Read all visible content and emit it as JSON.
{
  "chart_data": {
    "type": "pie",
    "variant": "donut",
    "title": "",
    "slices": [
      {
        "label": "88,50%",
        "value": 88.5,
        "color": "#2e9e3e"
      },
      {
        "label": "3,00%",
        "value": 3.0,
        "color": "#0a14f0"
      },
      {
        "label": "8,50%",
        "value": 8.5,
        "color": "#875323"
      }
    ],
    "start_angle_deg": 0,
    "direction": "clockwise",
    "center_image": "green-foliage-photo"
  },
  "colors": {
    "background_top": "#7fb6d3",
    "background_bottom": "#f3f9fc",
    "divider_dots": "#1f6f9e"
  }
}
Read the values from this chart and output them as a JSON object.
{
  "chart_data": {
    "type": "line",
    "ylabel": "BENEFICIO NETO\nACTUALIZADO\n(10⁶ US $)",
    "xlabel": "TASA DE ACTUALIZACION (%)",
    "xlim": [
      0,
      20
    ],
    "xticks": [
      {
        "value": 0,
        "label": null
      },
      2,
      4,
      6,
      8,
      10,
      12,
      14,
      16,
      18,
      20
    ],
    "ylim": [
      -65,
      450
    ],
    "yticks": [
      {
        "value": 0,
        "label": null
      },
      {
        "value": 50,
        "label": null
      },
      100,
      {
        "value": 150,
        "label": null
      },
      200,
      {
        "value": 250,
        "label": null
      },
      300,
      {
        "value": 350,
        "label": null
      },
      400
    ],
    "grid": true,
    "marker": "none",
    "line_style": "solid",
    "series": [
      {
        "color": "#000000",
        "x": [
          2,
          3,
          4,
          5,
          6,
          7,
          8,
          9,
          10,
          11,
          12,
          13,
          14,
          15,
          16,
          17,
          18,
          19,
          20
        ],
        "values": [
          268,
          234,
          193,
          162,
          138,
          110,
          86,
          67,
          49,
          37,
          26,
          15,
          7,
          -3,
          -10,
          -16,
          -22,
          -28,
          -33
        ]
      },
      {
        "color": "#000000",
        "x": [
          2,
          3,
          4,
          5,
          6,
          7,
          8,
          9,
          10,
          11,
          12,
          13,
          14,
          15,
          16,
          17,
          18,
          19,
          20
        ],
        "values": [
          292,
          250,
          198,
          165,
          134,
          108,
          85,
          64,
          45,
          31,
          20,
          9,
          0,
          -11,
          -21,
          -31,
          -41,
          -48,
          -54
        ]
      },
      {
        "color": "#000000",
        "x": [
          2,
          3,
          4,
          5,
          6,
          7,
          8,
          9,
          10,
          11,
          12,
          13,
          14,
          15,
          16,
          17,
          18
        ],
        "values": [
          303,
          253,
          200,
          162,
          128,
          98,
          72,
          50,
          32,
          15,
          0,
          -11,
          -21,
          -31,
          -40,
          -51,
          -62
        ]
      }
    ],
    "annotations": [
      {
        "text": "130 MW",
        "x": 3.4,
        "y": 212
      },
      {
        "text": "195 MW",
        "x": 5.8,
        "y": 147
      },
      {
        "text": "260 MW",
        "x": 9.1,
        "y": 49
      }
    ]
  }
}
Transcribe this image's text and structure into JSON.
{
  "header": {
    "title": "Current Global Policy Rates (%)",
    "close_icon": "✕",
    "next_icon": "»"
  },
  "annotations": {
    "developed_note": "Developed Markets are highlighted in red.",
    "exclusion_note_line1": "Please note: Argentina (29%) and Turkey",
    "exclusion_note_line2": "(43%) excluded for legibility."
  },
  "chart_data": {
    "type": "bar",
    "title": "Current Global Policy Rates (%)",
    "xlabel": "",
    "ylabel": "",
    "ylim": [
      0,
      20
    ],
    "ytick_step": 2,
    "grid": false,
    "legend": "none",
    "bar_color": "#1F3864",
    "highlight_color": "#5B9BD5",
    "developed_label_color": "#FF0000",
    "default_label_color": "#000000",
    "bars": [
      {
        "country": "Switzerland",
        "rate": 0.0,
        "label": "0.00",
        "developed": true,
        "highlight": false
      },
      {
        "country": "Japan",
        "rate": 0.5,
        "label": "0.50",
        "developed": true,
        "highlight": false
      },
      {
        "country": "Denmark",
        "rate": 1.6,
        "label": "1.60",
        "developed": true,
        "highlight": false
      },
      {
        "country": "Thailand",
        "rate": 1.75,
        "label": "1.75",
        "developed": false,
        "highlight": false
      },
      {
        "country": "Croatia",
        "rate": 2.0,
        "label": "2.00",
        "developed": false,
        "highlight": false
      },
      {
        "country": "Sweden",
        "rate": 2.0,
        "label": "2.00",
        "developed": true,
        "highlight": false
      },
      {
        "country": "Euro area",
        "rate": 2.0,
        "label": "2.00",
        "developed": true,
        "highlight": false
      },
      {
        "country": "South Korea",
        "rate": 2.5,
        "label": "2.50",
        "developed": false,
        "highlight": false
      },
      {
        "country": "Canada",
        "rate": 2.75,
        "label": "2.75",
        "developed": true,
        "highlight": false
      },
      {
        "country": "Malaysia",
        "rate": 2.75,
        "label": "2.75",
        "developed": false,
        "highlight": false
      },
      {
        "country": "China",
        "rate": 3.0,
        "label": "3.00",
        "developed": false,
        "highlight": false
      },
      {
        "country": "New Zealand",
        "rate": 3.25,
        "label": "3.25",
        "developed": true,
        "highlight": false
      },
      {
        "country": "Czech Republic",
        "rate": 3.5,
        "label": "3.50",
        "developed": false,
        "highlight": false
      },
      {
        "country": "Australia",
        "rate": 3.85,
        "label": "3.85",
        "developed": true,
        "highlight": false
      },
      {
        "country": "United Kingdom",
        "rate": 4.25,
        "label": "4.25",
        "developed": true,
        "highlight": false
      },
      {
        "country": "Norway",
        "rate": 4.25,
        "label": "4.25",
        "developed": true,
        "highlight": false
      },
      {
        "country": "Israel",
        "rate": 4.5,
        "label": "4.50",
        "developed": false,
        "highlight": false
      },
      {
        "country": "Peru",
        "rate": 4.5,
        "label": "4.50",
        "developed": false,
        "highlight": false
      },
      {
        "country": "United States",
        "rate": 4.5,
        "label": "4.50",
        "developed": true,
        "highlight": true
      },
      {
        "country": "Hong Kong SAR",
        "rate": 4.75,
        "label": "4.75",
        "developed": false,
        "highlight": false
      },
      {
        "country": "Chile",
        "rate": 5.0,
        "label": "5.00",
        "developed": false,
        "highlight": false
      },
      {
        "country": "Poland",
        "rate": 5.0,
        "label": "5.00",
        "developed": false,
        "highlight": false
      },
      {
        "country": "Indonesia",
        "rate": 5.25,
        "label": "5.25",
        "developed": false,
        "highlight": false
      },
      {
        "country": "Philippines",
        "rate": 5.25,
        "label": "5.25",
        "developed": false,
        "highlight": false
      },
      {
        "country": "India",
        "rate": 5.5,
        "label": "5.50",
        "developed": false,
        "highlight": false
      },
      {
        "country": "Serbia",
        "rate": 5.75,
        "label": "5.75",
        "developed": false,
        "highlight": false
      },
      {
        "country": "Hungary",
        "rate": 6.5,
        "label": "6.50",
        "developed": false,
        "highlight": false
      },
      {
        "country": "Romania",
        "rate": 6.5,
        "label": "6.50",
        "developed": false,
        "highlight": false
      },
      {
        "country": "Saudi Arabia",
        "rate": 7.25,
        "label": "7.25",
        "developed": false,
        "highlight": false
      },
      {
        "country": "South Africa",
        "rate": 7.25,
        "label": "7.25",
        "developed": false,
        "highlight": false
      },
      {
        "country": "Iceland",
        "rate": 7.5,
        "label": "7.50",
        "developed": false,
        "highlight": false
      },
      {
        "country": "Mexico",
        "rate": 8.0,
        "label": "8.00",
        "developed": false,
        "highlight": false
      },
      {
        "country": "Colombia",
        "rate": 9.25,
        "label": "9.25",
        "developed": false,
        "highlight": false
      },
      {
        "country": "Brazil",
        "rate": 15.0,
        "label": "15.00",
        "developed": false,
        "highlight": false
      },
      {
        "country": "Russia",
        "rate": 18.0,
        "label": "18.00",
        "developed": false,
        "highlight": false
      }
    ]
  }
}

────────────────

DO THIS: Extract, from the material above, each line holding the word "ylabel".

OUTPUT FOR THIS TASK:
    "ylabel": "BENEFICIO NETO\nACTUALIZADO\n(10⁶ US $)",
    "ylabel": "",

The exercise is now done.